Stored entries
— START —

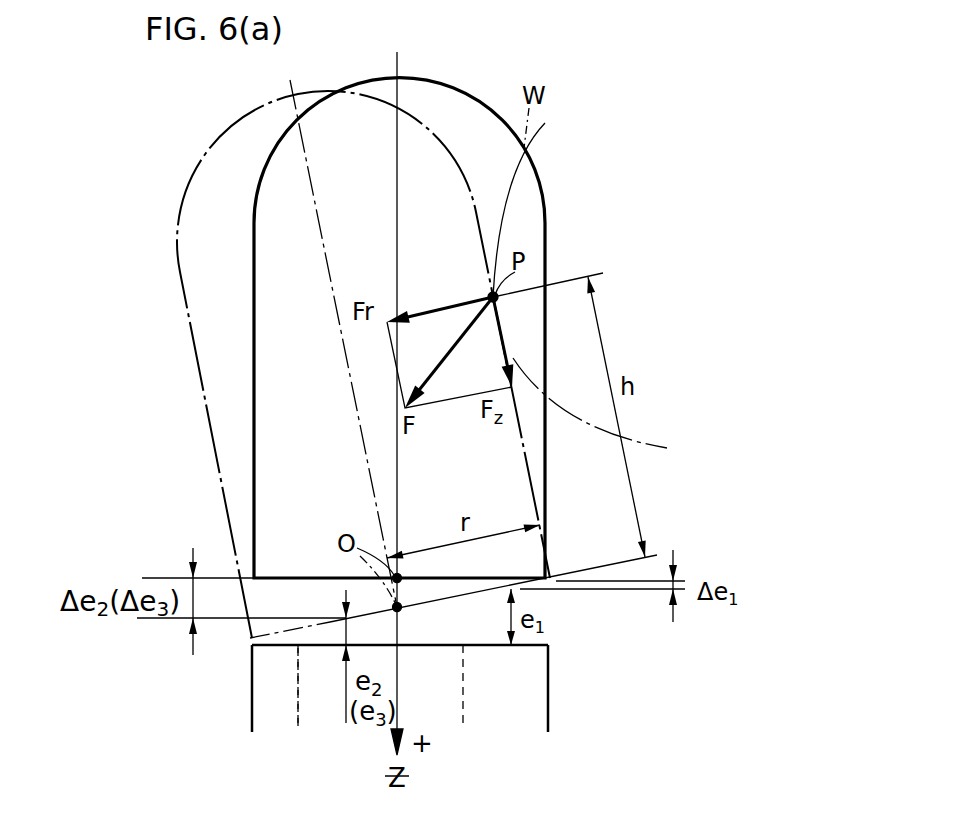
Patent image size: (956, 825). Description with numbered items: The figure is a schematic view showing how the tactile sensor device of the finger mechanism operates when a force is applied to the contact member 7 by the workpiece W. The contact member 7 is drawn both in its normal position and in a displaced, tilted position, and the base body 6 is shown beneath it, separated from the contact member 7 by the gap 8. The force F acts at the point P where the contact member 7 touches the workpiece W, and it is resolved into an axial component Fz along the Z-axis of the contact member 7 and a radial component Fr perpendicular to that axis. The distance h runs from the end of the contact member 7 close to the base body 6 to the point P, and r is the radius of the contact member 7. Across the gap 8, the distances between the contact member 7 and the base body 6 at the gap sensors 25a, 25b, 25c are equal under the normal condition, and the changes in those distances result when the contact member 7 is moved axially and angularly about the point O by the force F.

The contact member 7 is at (472, 192).
The gap 8 is at (467, 622).
The base body 6 is at (548, 690).
The gap sensor 25a is at (518, 705).
The gap sensor 25b is at (318, 682).
The gap sensor 25c is at (220, 687).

— END —

**TO DO:** Rewrite the records with "tactile sensor device" swapped for "touch sensor device" and every other word unchanged, leaving the pictures out of your answer.

**RESULT:**
Patent image size: (956, 825). Description with numbered items: The figure is a schematic view showing how the touch sensor device of the finger mechanism operates when a force is applied to the contact member 7 by the workpiece W. The contact member 7 is drawn both in its normal position and in a displaced, tilted position, and the base body 6 is shown beneath it, separated from the contact member 7 by the gap 8. The force F acts at the point P where the contact member 7 touches the workpiece W, and it is resolved into an axial component Fz along the Z-axis of the contact member 7 and a radial component Fr perpendicular to that axis. The distance h runs from the end of the contact member 7 close to the base body 6 to the point P, and r is the radius of the contact member 7. Across the gap 8, the distances between the contact member 7 and the base body 6 at the gap sensors 25a, 25b, 25c are equal under the normal condition, and the changes in those distances result when the contact member 7 is moved axially and angularly about the point O by the force F.

The contact member 7 is at (472, 192).
The gap 8 is at (467, 622).
The base body 6 is at (548, 690).
The gap sensor 25a is at (518, 705).
The gap sensor 25b is at (318, 682).
The gap sensor 25c is at (220, 687).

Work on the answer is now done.